(Rows from a dataset)
--- begin ---
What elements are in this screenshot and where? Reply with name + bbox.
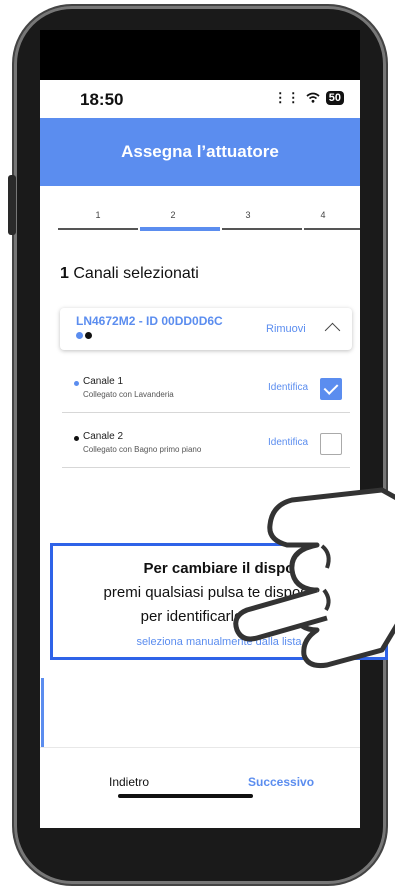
status-time: 18:50 [80,90,124,109]
stepper: 1 2 3 4 [58,210,360,231]
channel-row: Canale 2 Collegato con Bagno primo piano… [62,423,350,468]
identify-button[interactable]: Identifica [268,382,308,393]
chevron-up-icon[interactable] [324,322,341,339]
step-line-1 [58,228,138,230]
device-name: LN4672M2 - ID 00DD0D6C [76,314,223,328]
step-line-3 [222,228,302,230]
device-card[interactable]: LN4672M2 - ID 00DD0D6C Rimuovi [60,308,352,350]
channel-dot [74,436,79,441]
footer-bar: Indietro Successivo [40,747,360,808]
page-title: Assegna l’attuatore [121,142,279,161]
step-1: 1 [95,210,101,220]
channel-row: Canale 1 Collegato con Lavanderia Identi… [62,368,350,413]
selected-count: 1 [60,265,69,282]
channel-checkbox-checked[interactable] [320,378,342,400]
status-area-background [40,30,360,80]
step-4: 4 [320,210,326,220]
battery-icon: 50 [325,91,344,105]
pointing-hand-icon [233,487,395,668]
identify-button[interactable]: Identifica [268,437,308,448]
side-button [8,175,16,235]
next-button[interactable]: Successivo [248,775,314,789]
wifi-icon [306,91,320,106]
app-screen: 18:50 ⋮⋮ 50 Assegna l’attuatore 1 2 3 4 … [40,80,360,828]
device-dots [76,332,92,339]
step-2: 2 [170,210,176,220]
step-3: 3 [245,210,251,220]
selected-label: Canali selezionati [73,265,199,282]
selected-channels-heading: 1 Canali selezionati [60,265,199,283]
status-icons: ⋮⋮ 50 [274,90,344,106]
device-dot-blue [76,332,83,339]
bottom-bar [40,808,360,828]
channel-name: Canale 2 [83,431,124,442]
status-bar: 18:50 ⋮⋮ 50 [40,80,360,118]
header-bar: Assegna l’attuatore [40,118,360,186]
channel-name: Canale 1 [83,376,124,387]
back-button[interactable]: Indietro [109,775,149,789]
channel-subtitle: Collegato con Bagno primo piano [83,445,202,454]
remove-button[interactable]: Rimuovi [266,323,306,335]
channel-subtitle: Collegato con Lavanderia [83,390,174,399]
device-dot-black [85,332,92,339]
signal-icon: ⋮⋮ [273,90,300,105]
step-line-2-active [140,227,220,231]
channel-checkbox[interactable] [320,433,342,455]
channel-dot [74,381,79,386]
step-line-4 [304,228,360,230]
home-indicator[interactable] [118,794,253,798]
--- end ---
Job: Rewrite the rows from the line with "status-time: 18:50 [80,90,124,109]" to the line with "chevron-up-icon[interactable] [324,322,341,339]", swapping "stepper" for "step-indicator" and changing nothing else.

Exercise result:
status-time: 18:50 [80,90,124,109]
step-indicator: 1 2 3 4 [58,210,360,231]
channel-row: Canale 2 Collegato con Bagno primo piano… [62,423,350,468]
identify-button[interactable]: Identifica [268,382,308,393]
chevron-up-icon[interactable] [324,322,341,339]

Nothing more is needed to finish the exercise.